### Work instructions
In the material below, find each line holding the string "name" and copy it.
## START Given entries
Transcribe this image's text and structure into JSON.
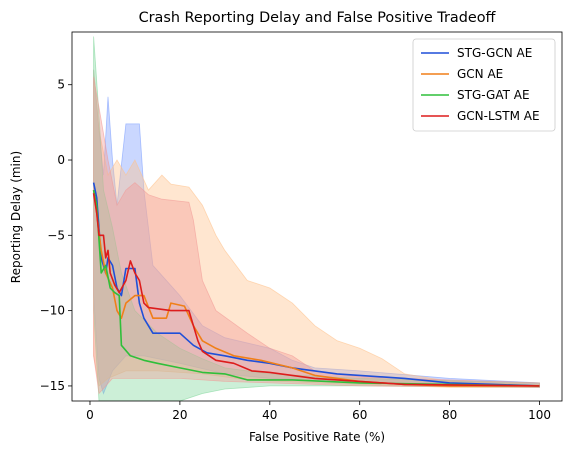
{
  "chart_data": {
    "type": "line",
    "title": "Crash Reporting Delay and False Positive Tradeoff",
    "xlabel": "False Positive Rate (%)",
    "ylabel": "Reporting Delay (min)",
    "xlim": [
      -4,
      105
    ],
    "ylim": [
      -16,
      8.5
    ],
    "xticks": [
      0,
      20,
      40,
      60,
      80,
      100
    ],
    "yticks": [
      -15,
      -10,
      -5,
      0,
      5
    ],
    "legend_position": "top-right",
    "grid": false,
    "series": [
      {
        "name": "STG-GCN AE",
        "color": "#1f4fd8",
        "band_color": "#7a9cff",
        "points": [
          [
            0.8,
            -1.5
          ],
          [
            1.5,
            -2.5
          ],
          [
            2.5,
            -6.5
          ],
          [
            3.5,
            -7.5
          ],
          [
            4,
            -6.5
          ],
          [
            5,
            -7.0
          ],
          [
            6,
            -8.5
          ],
          [
            7,
            -9.0
          ],
          [
            8,
            -7.2
          ],
          [
            10,
            -7.2
          ],
          [
            11,
            -9.5
          ],
          [
            12,
            -10.5
          ],
          [
            14,
            -11.5
          ],
          [
            20,
            -11.5
          ],
          [
            23,
            -12.3
          ],
          [
            26,
            -12.8
          ],
          [
            30,
            -13.0
          ],
          [
            35,
            -13.3
          ],
          [
            40,
            -13.5
          ],
          [
            45,
            -13.8
          ],
          [
            50,
            -14.0
          ],
          [
            55,
            -14.2
          ],
          [
            60,
            -14.3
          ],
          [
            70,
            -14.5
          ],
          [
            80,
            -14.8
          ],
          [
            90,
            -14.9
          ],
          [
            100,
            -15.0
          ]
        ],
        "lower": [
          [
            0.8,
            -9
          ],
          [
            2,
            -14.5
          ],
          [
            3,
            -15.5
          ],
          [
            5,
            -14
          ],
          [
            8,
            -13
          ],
          [
            12,
            -13
          ],
          [
            20,
            -13.5
          ],
          [
            30,
            -14.2
          ],
          [
            40,
            -14.5
          ],
          [
            50,
            -14.6
          ],
          [
            60,
            -14.7
          ],
          [
            80,
            -15.0
          ],
          [
            100,
            -15.1
          ]
        ],
        "upper": [
          [
            0.8,
            6
          ],
          [
            2,
            2
          ],
          [
            3,
            -1
          ],
          [
            4,
            4.2
          ],
          [
            5,
            0
          ],
          [
            6,
            -3
          ],
          [
            8,
            2.4
          ],
          [
            11,
            2.4
          ],
          [
            12,
            -2
          ],
          [
            14,
            -7
          ],
          [
            20,
            -9
          ],
          [
            25,
            -11
          ],
          [
            30,
            -11.8
          ],
          [
            40,
            -12.5
          ],
          [
            45,
            -13.3
          ],
          [
            50,
            -13.8
          ],
          [
            60,
            -14.0
          ],
          [
            80,
            -14.5
          ],
          [
            100,
            -14.8
          ]
        ]
      },
      {
        "name": "GCN AE",
        "color": "#f07f18",
        "band_color": "#ffc18a",
        "points": [
          [
            0.8,
            -2.0
          ],
          [
            1.5,
            -3.5
          ],
          [
            2.5,
            -6.0
          ],
          [
            3.5,
            -7.5
          ],
          [
            5,
            -8.5
          ],
          [
            6,
            -10.0
          ],
          [
            7,
            -10.5
          ],
          [
            8,
            -9.5
          ],
          [
            10,
            -9.0
          ],
          [
            12,
            -9.0
          ],
          [
            14,
            -10.5
          ],
          [
            17,
            -10.5
          ],
          [
            18,
            -9.5
          ],
          [
            21,
            -9.7
          ],
          [
            23,
            -11.0
          ],
          [
            25,
            -12.0
          ],
          [
            28,
            -12.5
          ],
          [
            32,
            -13.0
          ],
          [
            38,
            -13.3
          ],
          [
            45,
            -13.8
          ],
          [
            50,
            -14.3
          ],
          [
            55,
            -14.5
          ],
          [
            60,
            -14.7
          ],
          [
            70,
            -14.9
          ],
          [
            80,
            -15.0
          ],
          [
            100,
            -15.0
          ]
        ],
        "lower": [
          [
            0.8,
            -13
          ],
          [
            2,
            -15
          ],
          [
            4,
            -14.5
          ],
          [
            8,
            -14
          ],
          [
            15,
            -14
          ],
          [
            25,
            -14.2
          ],
          [
            35,
            -14.6
          ],
          [
            50,
            -14.8
          ],
          [
            60,
            -14.9
          ],
          [
            80,
            -15.1
          ],
          [
            100,
            -15.1
          ]
        ],
        "upper": [
          [
            0.8,
            6
          ],
          [
            2,
            2
          ],
          [
            4,
            -1
          ],
          [
            6,
            0
          ],
          [
            8,
            -1
          ],
          [
            10,
            0
          ],
          [
            13,
            -2
          ],
          [
            16,
            -1
          ],
          [
            18,
            -1.6
          ],
          [
            22,
            -1.8
          ],
          [
            25,
            -3
          ],
          [
            28,
            -5
          ],
          [
            30,
            -6
          ],
          [
            35,
            -8
          ],
          [
            40,
            -8.5
          ],
          [
            45,
            -9.5
          ],
          [
            50,
            -11
          ],
          [
            55,
            -12
          ],
          [
            60,
            -12.5
          ],
          [
            65,
            -13.2
          ],
          [
            70,
            -14.2
          ],
          [
            80,
            -14.7
          ],
          [
            100,
            -14.9
          ]
        ]
      },
      {
        "name": "STG-GAT AE",
        "color": "#2fbf3a",
        "band_color": "#7fd69a",
        "points": [
          [
            0.8,
            -2.0
          ],
          [
            1.5,
            -3.0
          ],
          [
            2.5,
            -7.5
          ],
          [
            3.5,
            -7.0
          ],
          [
            4.5,
            -8.5
          ],
          [
            5.5,
            -8.8
          ],
          [
            6.5,
            -9.0
          ],
          [
            7,
            -12.3
          ],
          [
            9,
            -13.0
          ],
          [
            12,
            -13.3
          ],
          [
            15,
            -13.5
          ],
          [
            20,
            -13.8
          ],
          [
            25,
            -14.1
          ],
          [
            30,
            -14.2
          ],
          [
            35,
            -14.6
          ],
          [
            45,
            -14.6
          ],
          [
            60,
            -14.8
          ],
          [
            80,
            -14.9
          ],
          [
            100,
            -15.0
          ]
        ],
        "lower": [
          [
            0.8,
            -10
          ],
          [
            2,
            -16
          ],
          [
            10,
            -16
          ],
          [
            20,
            -16
          ],
          [
            25,
            -15.5
          ],
          [
            30,
            -15.2
          ],
          [
            40,
            -15.0
          ],
          [
            60,
            -15.0
          ],
          [
            100,
            -15.1
          ]
        ],
        "upper": [
          [
            0.8,
            8.2
          ],
          [
            2,
            3
          ],
          [
            3,
            -2
          ],
          [
            5,
            -4.5
          ],
          [
            7,
            -7.5
          ],
          [
            10,
            -10
          ],
          [
            15,
            -11.5
          ],
          [
            20,
            -12.5
          ],
          [
            25,
            -13.2
          ],
          [
            30,
            -13.8
          ],
          [
            40,
            -14.2
          ],
          [
            60,
            -14.5
          ],
          [
            100,
            -14.8
          ]
        ]
      },
      {
        "name": "GCN-LSTM AE",
        "color": "#dd1c1c",
        "band_color": "#f29a96",
        "points": [
          [
            0.8,
            -2.2
          ],
          [
            1.5,
            -3.5
          ],
          [
            2,
            -5.0
          ],
          [
            3,
            -5.0
          ],
          [
            3.5,
            -6.5
          ],
          [
            4,
            -6.0
          ],
          [
            4.5,
            -7.5
          ],
          [
            5.5,
            -8.3
          ],
          [
            6.5,
            -8.8
          ],
          [
            8,
            -8.0
          ],
          [
            9,
            -6.7
          ],
          [
            10,
            -7.5
          ],
          [
            11,
            -8.0
          ],
          [
            12,
            -9.5
          ],
          [
            13,
            -9.8
          ],
          [
            18,
            -10.0
          ],
          [
            22,
            -10.0
          ],
          [
            23,
            -11.0
          ],
          [
            24,
            -12.0
          ],
          [
            25,
            -12.7
          ],
          [
            28,
            -13.3
          ],
          [
            32,
            -13.5
          ],
          [
            36,
            -14.0
          ],
          [
            40,
            -14.1
          ],
          [
            45,
            -14.3
          ],
          [
            50,
            -14.5
          ],
          [
            55,
            -14.6
          ],
          [
            60,
            -14.7
          ],
          [
            70,
            -14.9
          ],
          [
            100,
            -15.0
          ]
        ],
        "lower": [
          [
            0.8,
            -13
          ],
          [
            2,
            -15.5
          ],
          [
            5,
            -14.5
          ],
          [
            10,
            -14.5
          ],
          [
            20,
            -14.5
          ],
          [
            30,
            -14.7
          ],
          [
            40,
            -14.8
          ],
          [
            60,
            -15.0
          ],
          [
            100,
            -15.1
          ]
        ],
        "upper": [
          [
            0.8,
            5.5
          ],
          [
            2,
            3.5
          ],
          [
            4,
            0
          ],
          [
            6,
            -3
          ],
          [
            8,
            -2
          ],
          [
            10,
            -1.5
          ],
          [
            13,
            -2.3
          ],
          [
            16,
            -2.6
          ],
          [
            22,
            -2.8
          ],
          [
            23,
            -4
          ],
          [
            25,
            -8
          ],
          [
            28,
            -10
          ],
          [
            35,
            -11.5
          ],
          [
            40,
            -12.5
          ],
          [
            45,
            -13.0
          ],
          [
            50,
            -14.0
          ],
          [
            60,
            -14.4
          ],
          [
            100,
            -14.8
          ]
        ]
      }
    ]
  }
}
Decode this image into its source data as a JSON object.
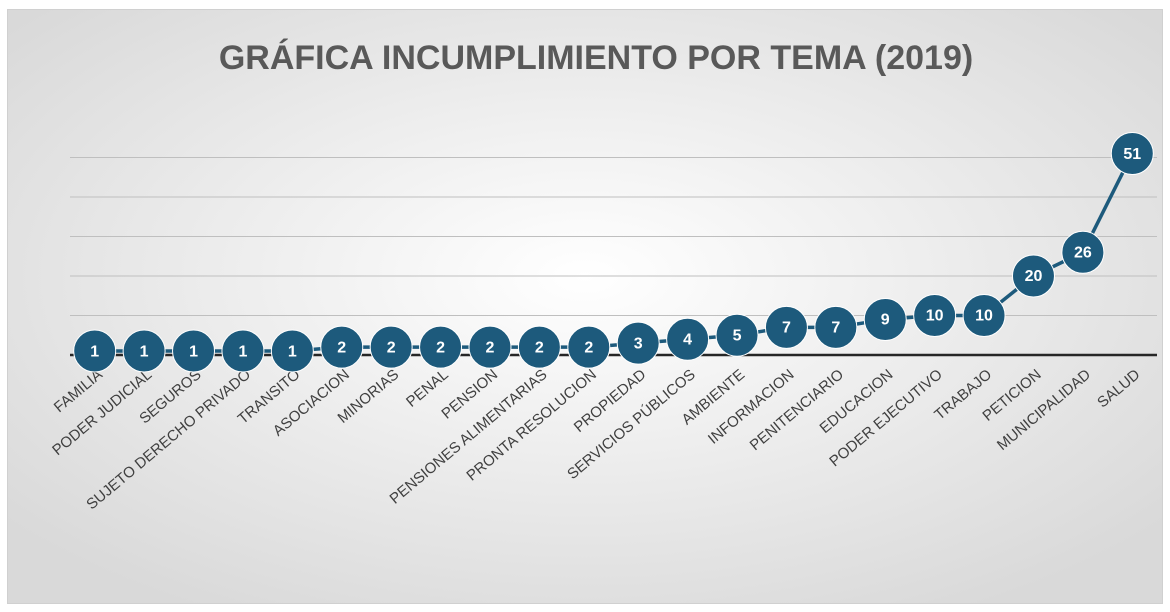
{
  "chart_data": {
    "type": "line",
    "title": "GRÁFICA INCUMPLIMIENTO POR TEMA (2019)",
    "categories": [
      "FAMILIA",
      "PODER JUDICIAL",
      "SEGUROS",
      "SUJETO DERECHO PRIVADO",
      "TRANSITO",
      "ASOCIACION",
      "MINORIAS",
      "PENAL",
      "PENSION",
      "PENSIONES ALIMENTARIAS",
      "PRONTA RESOLUCION",
      "PROPIEDAD",
      "SERVICIOS PÚBLICOS",
      "AMBIENTE",
      "INFORMACION",
      "PENITENCIARIO",
      "EDUCACION",
      "PODER EJECUTIVO",
      "TRABAJO",
      "PETICION",
      "MUNICIPALIDAD",
      "SALUD"
    ],
    "values": [
      1,
      1,
      1,
      1,
      1,
      2,
      2,
      2,
      2,
      2,
      2,
      3,
      4,
      5,
      7,
      7,
      9,
      10,
      10,
      20,
      26,
      51
    ],
    "color": "#1d5a7c",
    "ylim": [
      0,
      60
    ],
    "yticks": [
      0,
      10,
      20,
      30,
      40,
      50
    ],
    "grid": true
  }
}
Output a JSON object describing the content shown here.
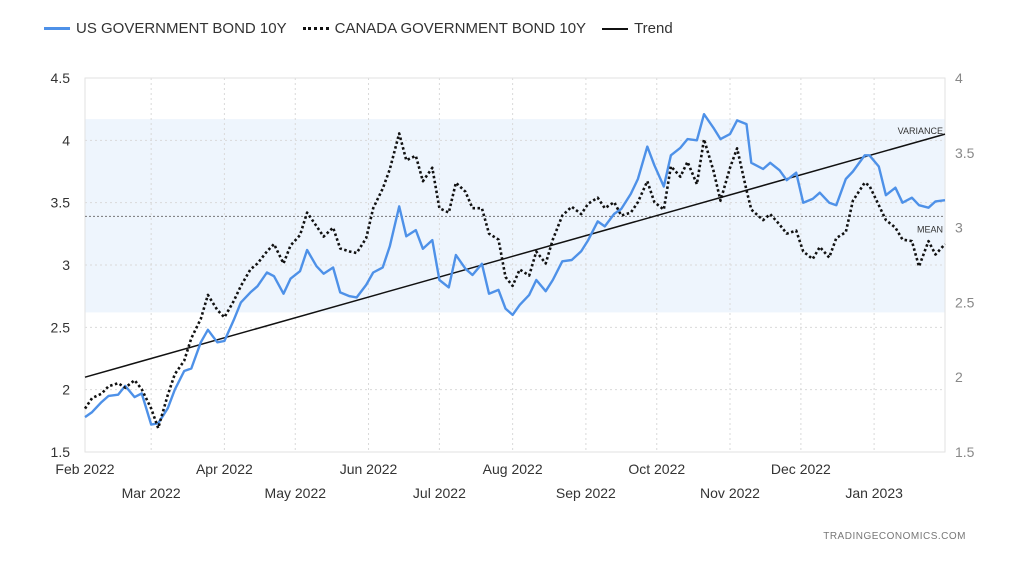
## END Given entries
### Result of the exercise
        "name": "STG-GCN AE",
        "name": "GCN AE",
        "name": "STG-GAT AE",
        "name": "GCN-LSTM AE",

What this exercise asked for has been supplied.